[Source data]
-.-.-

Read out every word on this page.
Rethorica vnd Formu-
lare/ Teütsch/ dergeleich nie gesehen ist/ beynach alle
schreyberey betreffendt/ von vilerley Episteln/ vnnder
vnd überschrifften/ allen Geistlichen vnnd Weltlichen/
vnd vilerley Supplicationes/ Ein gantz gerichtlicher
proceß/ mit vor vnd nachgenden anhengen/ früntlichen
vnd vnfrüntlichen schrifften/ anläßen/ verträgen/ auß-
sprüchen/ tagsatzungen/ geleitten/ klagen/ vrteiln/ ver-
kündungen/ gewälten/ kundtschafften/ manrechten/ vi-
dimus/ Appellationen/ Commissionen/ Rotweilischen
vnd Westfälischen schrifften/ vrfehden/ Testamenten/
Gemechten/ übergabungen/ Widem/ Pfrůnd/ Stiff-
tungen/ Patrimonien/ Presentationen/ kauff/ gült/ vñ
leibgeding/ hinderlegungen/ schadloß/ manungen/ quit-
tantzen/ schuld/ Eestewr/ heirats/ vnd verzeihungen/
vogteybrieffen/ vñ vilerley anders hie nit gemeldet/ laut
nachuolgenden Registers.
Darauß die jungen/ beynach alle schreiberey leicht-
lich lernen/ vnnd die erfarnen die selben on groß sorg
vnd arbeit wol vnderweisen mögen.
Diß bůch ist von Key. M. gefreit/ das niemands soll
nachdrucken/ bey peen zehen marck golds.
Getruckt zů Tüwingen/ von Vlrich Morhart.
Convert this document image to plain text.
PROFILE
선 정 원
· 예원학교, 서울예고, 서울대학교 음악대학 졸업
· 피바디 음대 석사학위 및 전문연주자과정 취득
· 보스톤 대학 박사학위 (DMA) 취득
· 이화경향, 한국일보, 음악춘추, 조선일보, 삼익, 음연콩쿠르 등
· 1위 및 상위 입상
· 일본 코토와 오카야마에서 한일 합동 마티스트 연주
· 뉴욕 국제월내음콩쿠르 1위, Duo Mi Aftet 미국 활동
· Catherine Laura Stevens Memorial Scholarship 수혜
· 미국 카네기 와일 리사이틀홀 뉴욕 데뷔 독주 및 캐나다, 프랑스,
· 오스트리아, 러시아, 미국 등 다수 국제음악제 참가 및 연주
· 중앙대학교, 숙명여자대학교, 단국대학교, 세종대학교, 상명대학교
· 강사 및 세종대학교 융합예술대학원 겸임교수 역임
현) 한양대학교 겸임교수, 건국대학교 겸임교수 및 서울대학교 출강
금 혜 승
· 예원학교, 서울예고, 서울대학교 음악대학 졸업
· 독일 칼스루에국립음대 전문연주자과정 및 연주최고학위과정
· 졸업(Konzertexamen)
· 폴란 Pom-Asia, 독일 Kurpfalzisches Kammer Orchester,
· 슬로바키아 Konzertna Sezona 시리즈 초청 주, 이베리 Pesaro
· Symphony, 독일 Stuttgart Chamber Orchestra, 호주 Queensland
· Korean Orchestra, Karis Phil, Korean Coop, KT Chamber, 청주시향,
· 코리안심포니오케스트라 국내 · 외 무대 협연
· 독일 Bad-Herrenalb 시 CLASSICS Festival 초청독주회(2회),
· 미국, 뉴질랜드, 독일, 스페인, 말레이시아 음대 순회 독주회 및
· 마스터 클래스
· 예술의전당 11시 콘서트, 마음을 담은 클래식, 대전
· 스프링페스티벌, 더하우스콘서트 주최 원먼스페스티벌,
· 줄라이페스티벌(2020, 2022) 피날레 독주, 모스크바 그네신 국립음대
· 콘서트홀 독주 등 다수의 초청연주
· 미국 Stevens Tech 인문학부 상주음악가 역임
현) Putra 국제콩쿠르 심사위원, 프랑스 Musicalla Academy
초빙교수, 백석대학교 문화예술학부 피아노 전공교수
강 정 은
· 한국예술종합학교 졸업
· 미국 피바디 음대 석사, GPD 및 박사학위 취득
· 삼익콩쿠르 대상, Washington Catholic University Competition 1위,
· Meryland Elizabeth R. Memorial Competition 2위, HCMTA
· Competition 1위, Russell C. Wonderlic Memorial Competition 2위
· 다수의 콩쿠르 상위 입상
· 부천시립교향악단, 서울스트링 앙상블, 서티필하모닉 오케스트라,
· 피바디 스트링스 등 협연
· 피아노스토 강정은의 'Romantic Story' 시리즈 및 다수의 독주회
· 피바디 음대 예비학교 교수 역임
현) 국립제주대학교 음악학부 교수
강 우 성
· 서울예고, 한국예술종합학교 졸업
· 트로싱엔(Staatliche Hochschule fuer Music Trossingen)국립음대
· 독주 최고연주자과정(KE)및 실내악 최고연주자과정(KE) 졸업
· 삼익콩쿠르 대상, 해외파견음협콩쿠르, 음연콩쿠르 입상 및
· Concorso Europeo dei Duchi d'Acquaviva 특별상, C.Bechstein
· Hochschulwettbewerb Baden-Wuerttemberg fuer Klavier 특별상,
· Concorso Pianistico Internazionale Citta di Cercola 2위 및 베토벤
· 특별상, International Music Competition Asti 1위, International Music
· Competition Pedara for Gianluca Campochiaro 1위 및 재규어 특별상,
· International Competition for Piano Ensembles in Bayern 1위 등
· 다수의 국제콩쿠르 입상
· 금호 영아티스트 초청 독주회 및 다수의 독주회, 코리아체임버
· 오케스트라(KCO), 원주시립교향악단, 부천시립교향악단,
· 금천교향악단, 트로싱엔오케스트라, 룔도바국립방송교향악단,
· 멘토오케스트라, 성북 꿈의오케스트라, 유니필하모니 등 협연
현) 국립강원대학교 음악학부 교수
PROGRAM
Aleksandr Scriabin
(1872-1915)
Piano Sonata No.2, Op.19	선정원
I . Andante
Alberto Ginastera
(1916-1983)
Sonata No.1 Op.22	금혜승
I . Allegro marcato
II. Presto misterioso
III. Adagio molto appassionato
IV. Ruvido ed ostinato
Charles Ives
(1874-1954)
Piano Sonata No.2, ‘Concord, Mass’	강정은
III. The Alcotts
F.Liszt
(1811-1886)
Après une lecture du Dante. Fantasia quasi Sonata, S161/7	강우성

-.-.-

Write out every entry again exactly, please, with nothing missing.

Read out every word on this page.
Rethorica vnd Formu-
lare/ Teütsch/ dergeleich nie gesehen ist/ beynach alle
schreyberey betreffendt/ von vilerley Episteln/ vnnder
vnd überschrifften/ allen Geistlichen vnnd Weltlichen/
vnd vilerley Supplicationes/ Ein gantz gerichtlicher
proceß/ mit vor vnd nachgenden anhengen/ früntlichen
vnd vnfrüntlichen schrifften/ anläßen/ verträgen/ auß-
sprüchen/ tagsatzungen/ geleitten/ klagen/ vrteiln/ ver-
kündungen/ gewälten/ kundtschafften/ manrechten/ vi-
dimus/ Appellationen/ Commissionen/ Rotweilischen
vnd Westfälischen schrifften/ vrfehden/ Testamenten/
Gemechten/ übergabungen/ Widem/ Pfrůnd/ Stiff-
tungen/ Patrimonien/ Presentationen/ kauff/ gült/ vñ
leibgeding/ hinderlegungen/ schadloß/ manungen/ quit-
tantzen/ schuld/ Eestewr/ heirats/ vnd verzeihungen/
vogteybrieffen/ vñ vilerley anders hie nit gemeldet/ laut
nachuolgenden Registers.
Darauß die jungen/ beynach alle schreiberey leicht-
lich lernen/ vnnd die erfarnen die selben on groß sorg
vnd arbeit wol vnderweisen mögen.
Diß bůch ist von Key. M. gefreit/ das niemands soll
nachdrucken/ bey peen zehen marck golds.
Getruckt zů Tüwingen/ von Vlrich Morhart.
Convert this document image to plain text.
PROFILE
선 정 원
· 예원학교, 서울예고, 서울대학교 음악대학 졸업
· 피바디 음대 석사학위 및 전문연주자과정 취득
· 보스톤 대학 박사학위 (DMA) 취득
· 이화경향, 한국일보, 음악춘추, 조선일보, 삼익, 음연콩쿠르 등
· 1위 및 상위 입상
· 일본 코토와 오카야마에서 한일 합동 마티스트 연주
· 뉴욕 국제월내음콩쿠르 1위, Duo Mi Aftet 미국 활동
· Catherine Laura Stevens Memorial Scholarship 수혜
· 미국 카네기 와일 리사이틀홀 뉴욕 데뷔 독주 및 캐나다, 프랑스,
· 오스트리아, 러시아, 미국 등 다수 국제음악제 참가 및 연주
· 중앙대학교, 숙명여자대학교, 단국대학교, 세종대학교, 상명대학교
· 강사 및 세종대학교 융합예술대학원 겸임교수 역임
현) 한양대학교 겸임교수, 건국대학교 겸임교수 및 서울대학교 출강
금 혜 승
· 예원학교, 서울예고, 서울대학교 음악대학 졸업
· 독일 칼스루에국립음대 전문연주자과정 및 연주최고학위과정
· 졸업(Konzertexamen)
· 폴란 Pom-Asia, 독일 Kurpfalzisches Kammer Orchester,
· 슬로바키아 Konzertna Sezona 시리즈 초청 주, 이베리 Pesaro
· Symphony, 독일 Stuttgart Chamber Orchestra, 호주 Queensland
· Korean Orchestra, Karis Phil, Korean Coop, KT Chamber, 청주시향,
· 코리안심포니오케스트라 국내 · 외 무대 협연
· 독일 Bad-Herrenalb 시 CLASSICS Festival 초청독주회(2회),
· 미국, 뉴질랜드, 독일, 스페인, 말레이시아 음대 순회 독주회 및
· 마스터 클래스
· 예술의전당 11시 콘서트, 마음을 담은 클래식, 대전
· 스프링페스티벌, 더하우스콘서트 주최 원먼스페스티벌,
· 줄라이페스티벌(2020, 2022) 피날레 독주, 모스크바 그네신 국립음대
· 콘서트홀 독주 등 다수의 초청연주
· 미국 Stevens Tech 인문학부 상주음악가 역임
현) Putra 국제콩쿠르 심사위원, 프랑스 Musicalla Academy
초빙교수, 백석대학교 문화예술학부 피아노 전공교수
강 정 은
· 한국예술종합학교 졸업
· 미국 피바디 음대 석사, GPD 및 박사학위 취득
· 삼익콩쿠르 대상, Washington Catholic University Competition 1위,
· Meryland Elizabeth R. Memorial Competition 2위, HCMTA
· Competition 1위, Russell C. Wonderlic Memorial Competition 2위
· 다수의 콩쿠르 상위 입상
· 부천시립교향악단, 서울스트링 앙상블, 서티필하모닉 오케스트라,
· 피바디 스트링스 등 협연
· 피아노스토 강정은의 'Romantic Story' 시리즈 및 다수의 독주회
· 피바디 음대 예비학교 교수 역임
현) 국립제주대학교 음악학부 교수
강 우 성
· 서울예고, 한국예술종합학교 졸업
· 트로싱엔(Staatliche Hochschule fuer Music Trossingen)국립음대
· 독주 최고연주자과정(KE)및 실내악 최고연주자과정(KE) 졸업
· 삼익콩쿠르 대상, 해외파견음협콩쿠르, 음연콩쿠르 입상 및
· Concorso Europeo dei Duchi d'Acquaviva 특별상, C.Bechstein
· Hochschulwettbewerb Baden-Wuerttemberg fuer Klavier 특별상,
· Concorso Pianistico Internazionale Citta di Cercola 2위 및 베토벤
· 특별상, International Music Competition Asti 1위, International Music
· Competition Pedara for Gianluca Campochiaro 1위 및 재규어 특별상,
· International Competition for Piano Ensembles in Bayern 1위 등
· 다수의 국제콩쿠르 입상
· 금호 영아티스트 초청 독주회 및 다수의 독주회, 코리아체임버
· 오케스트라(KCO), 원주시립교향악단, 부천시립교향악단,
· 금천교향악단, 트로싱엔오케스트라, 룔도바국립방송교향악단,
· 멘토오케스트라, 성북 꿈의오케스트라, 유니필하모니 등 협연
현) 국립강원대학교 음악학부 교수
PROGRAM
Aleksandr Scriabin
(1872-1915)
Piano Sonata No.2, Op.19	선정원
I . Andante
Alberto Ginastera
(1916-1983)
Sonata No.1 Op.22	금혜승
I . Allegro marcato
II. Presto misterioso
III. Adagio molto appassionato
IV. Ruvido ed ostinato
Charles Ives
(1874-1954)
Piano Sonata No.2, ‘Concord, Mass’	강정은
III. The Alcotts
F.Liszt
(1811-1886)
Après une lecture du Dante. Fantasia quasi Sonata, S161/7	강우성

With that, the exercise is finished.